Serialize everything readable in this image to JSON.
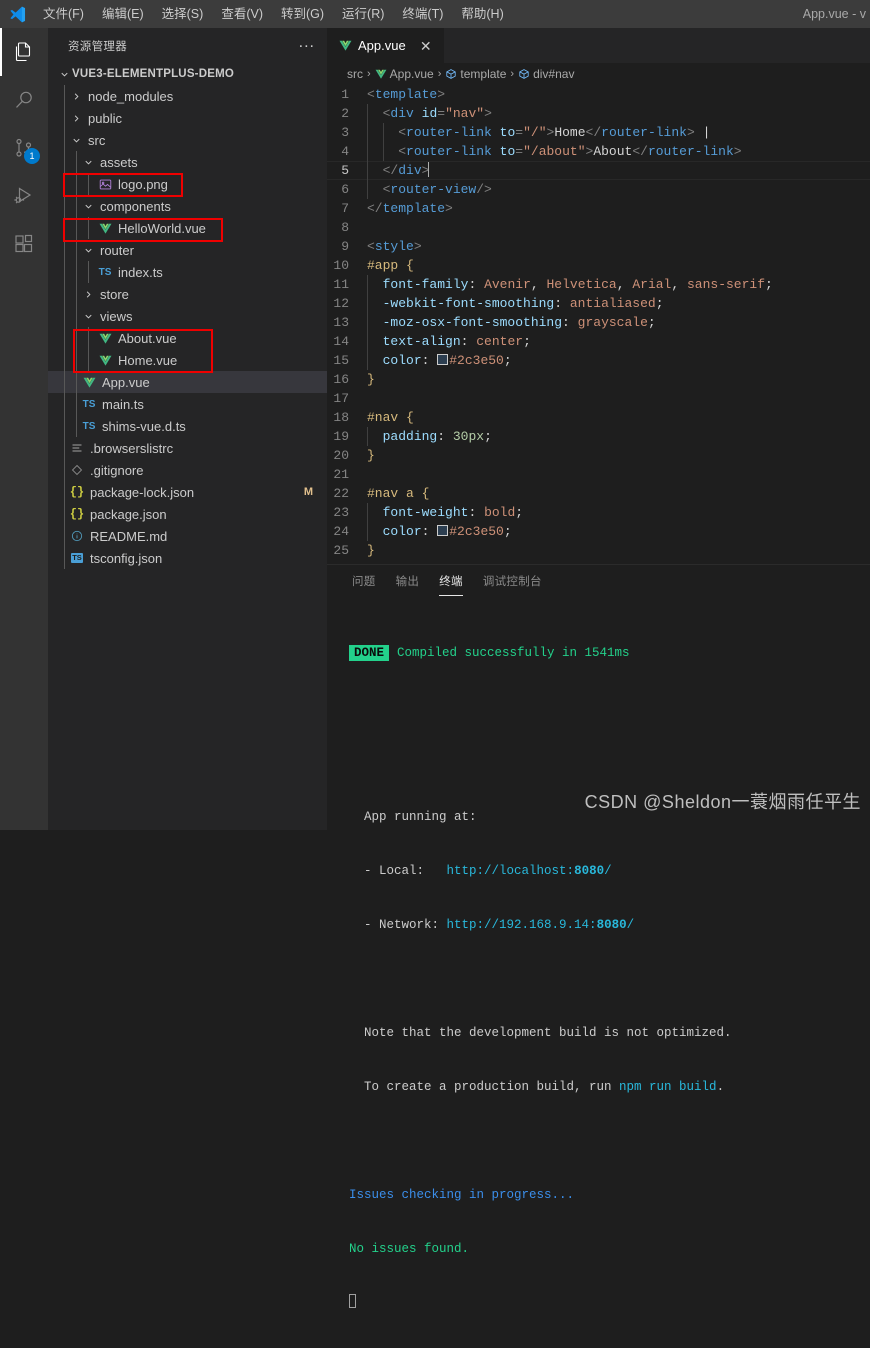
{
  "titlebar": {
    "menus": [
      "文件(F)",
      "编辑(E)",
      "选择(S)",
      "查看(V)",
      "转到(G)",
      "运行(R)",
      "终端(T)",
      "帮助(H)"
    ],
    "window_title": "App.vue - v"
  },
  "activitybar": {
    "items": [
      {
        "name": "explorer",
        "icon": "files-icon",
        "active": true,
        "badge": ""
      },
      {
        "name": "search",
        "icon": "search-icon",
        "active": false,
        "badge": ""
      },
      {
        "name": "source-control",
        "icon": "source-control-icon",
        "active": false,
        "badge": "1"
      },
      {
        "name": "run-debug",
        "icon": "run-debug-icon",
        "active": false,
        "badge": ""
      },
      {
        "name": "extensions",
        "icon": "extensions-icon",
        "active": false,
        "badge": ""
      }
    ]
  },
  "sidebar": {
    "title": "资源管理器",
    "more_actions": "...",
    "root_folder": "VUE3-ELEMENTPLUS-DEMO",
    "tree": [
      {
        "label": "node_modules",
        "type": "folder",
        "expanded": false,
        "depth": 1
      },
      {
        "label": "public",
        "type": "folder",
        "expanded": false,
        "depth": 1
      },
      {
        "label": "src",
        "type": "folder",
        "expanded": true,
        "depth": 1
      },
      {
        "label": "assets",
        "type": "folder",
        "expanded": true,
        "depth": 2
      },
      {
        "label": "logo.png",
        "type": "image",
        "depth": 3,
        "highlighted": true
      },
      {
        "label": "components",
        "type": "folder",
        "expanded": true,
        "depth": 2
      },
      {
        "label": "HelloWorld.vue",
        "type": "vue",
        "depth": 3,
        "highlighted": true
      },
      {
        "label": "router",
        "type": "folder",
        "expanded": true,
        "depth": 2
      },
      {
        "label": "index.ts",
        "type": "ts",
        "depth": 3
      },
      {
        "label": "store",
        "type": "folder",
        "expanded": false,
        "depth": 2
      },
      {
        "label": "views",
        "type": "folder",
        "expanded": true,
        "depth": 2
      },
      {
        "label": "About.vue",
        "type": "vue",
        "depth": 3,
        "highlighted": true
      },
      {
        "label": "Home.vue",
        "type": "vue",
        "depth": 3,
        "highlighted": true
      },
      {
        "label": "App.vue",
        "type": "vue",
        "depth": 2,
        "selected": true
      },
      {
        "label": "main.ts",
        "type": "ts",
        "depth": 2
      },
      {
        "label": "shims-vue.d.ts",
        "type": "ts",
        "depth": 2
      },
      {
        "label": ".browserslistrc",
        "type": "list",
        "depth": 1
      },
      {
        "label": ".gitignore",
        "type": "git",
        "depth": 1
      },
      {
        "label": "package-lock.json",
        "type": "json",
        "depth": 1,
        "badge": "M"
      },
      {
        "label": "package.json",
        "type": "json",
        "depth": 1
      },
      {
        "label": "README.md",
        "type": "md",
        "depth": 1
      },
      {
        "label": "tsconfig.json",
        "type": "tsjson",
        "depth": 1
      }
    ]
  },
  "editor": {
    "tab": {
      "label": "App.vue",
      "icon": "vue-icon",
      "close": "✕"
    },
    "breadcrumbs": [
      {
        "label": "src",
        "icon": ""
      },
      {
        "label": "App.vue",
        "icon": "vue-icon"
      },
      {
        "label": "template",
        "icon": "symbol-icon"
      },
      {
        "label": "div#nav",
        "icon": "symbol-icon"
      }
    ],
    "breadcrumb_separator": "›",
    "lines": [
      {
        "n": "1",
        "guides": 0,
        "cur": false
      },
      {
        "n": "2",
        "guides": 1,
        "cur": false
      },
      {
        "n": "3",
        "guides": 2,
        "cur": false
      },
      {
        "n": "4",
        "guides": 2,
        "cur": false
      },
      {
        "n": "5",
        "guides": 1,
        "cur": true
      },
      {
        "n": "6",
        "guides": 1,
        "cur": false
      },
      {
        "n": "7",
        "guides": 0,
        "cur": false
      },
      {
        "n": "8",
        "guides": 0,
        "cur": false
      },
      {
        "n": "9",
        "guides": 0,
        "cur": false
      },
      {
        "n": "10",
        "guides": 0,
        "cur": false
      },
      {
        "n": "11",
        "guides": 1,
        "cur": false
      },
      {
        "n": "12",
        "guides": 1,
        "cur": false
      },
      {
        "n": "13",
        "guides": 1,
        "cur": false
      },
      {
        "n": "14",
        "guides": 1,
        "cur": false
      },
      {
        "n": "15",
        "guides": 1,
        "cur": false
      },
      {
        "n": "16",
        "guides": 0,
        "cur": false
      },
      {
        "n": "17",
        "guides": 0,
        "cur": false
      },
      {
        "n": "18",
        "guides": 0,
        "cur": false
      },
      {
        "n": "19",
        "guides": 1,
        "cur": false
      },
      {
        "n": "20",
        "guides": 0,
        "cur": false
      },
      {
        "n": "21",
        "guides": 0,
        "cur": false
      },
      {
        "n": "22",
        "guides": 0,
        "cur": false
      },
      {
        "n": "23",
        "guides": 1,
        "cur": false
      },
      {
        "n": "24",
        "guides": 1,
        "cur": false
      },
      {
        "n": "25",
        "guides": 0,
        "cur": false
      }
    ],
    "code_text": {
      "l1": "<template>",
      "l2": "  <div id=\"nav\">",
      "l3": "    <router-link to=\"/\">Home</router-link> |",
      "l4": "    <router-link to=\"/about\">About</router-link>",
      "l5": "  </div>",
      "l6": "  <router-view/>",
      "l7": "</template>",
      "l8": "",
      "l9": "<style>",
      "l10": "#app {",
      "l11": "  font-family: Avenir, Helvetica, Arial, sans-serif;",
      "l12": "  -webkit-font-smoothing: antialiased;",
      "l13": "  -moz-osx-font-smoothing: grayscale;",
      "l14": "  text-align: center;",
      "l15": "  color: #2c3e50;",
      "l16": "}",
      "l17": "",
      "l18": "#nav {",
      "l19": "  padding: 30px;",
      "l20": "}",
      "l21": "",
      "l22": "#nav a {",
      "l23": "  font-weight: bold;",
      "l24": "  color: #2c3e50;",
      "l25": "}"
    },
    "color_swatch_hex": "#2c3e50"
  },
  "panel": {
    "tabs": [
      {
        "label": "问题",
        "active": false
      },
      {
        "label": "输出",
        "active": false
      },
      {
        "label": "终端",
        "active": true
      },
      {
        "label": "调试控制台",
        "active": false
      }
    ],
    "terminal": {
      "done_badge": "DONE",
      "compiled_message": "Compiled successfully in 1541ms",
      "app_running_at": "  App running at:",
      "local_label": "  - Local:   ",
      "local_url_prefix": "http://localhost:",
      "local_url_port": "8080",
      "local_url_suffix": "/",
      "network_label": "  - Network: ",
      "network_url_prefix": "http://192.168.9.14:",
      "network_url_port": "8080",
      "network_url_suffix": "/",
      "note_line": "  Note that the development build is not optimized.",
      "create_line_a": "  To create a production build, run ",
      "create_line_cmd": "npm run build",
      "create_line_b": ".",
      "issues_checking": "Issues checking in progress...",
      "no_issues": "No issues found."
    }
  },
  "watermark": "CSDN @Sheldon一蓑烟雨任平生",
  "colors": {
    "accent": "#007acc",
    "titlebar_bg": "#3c3c3c",
    "activitybar_bg": "#333333",
    "sidebar_bg": "#252526",
    "editor_bg": "#1e1e1e",
    "highlight_box": "#ef0000",
    "vue_green": "#81c784",
    "done_green": "#23d18b"
  }
}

EXERCISE DIRECTIONS ::
Count the lines in the records above that contain the word "build", and give only that number.

ANSWER FOR THE TASK ::
3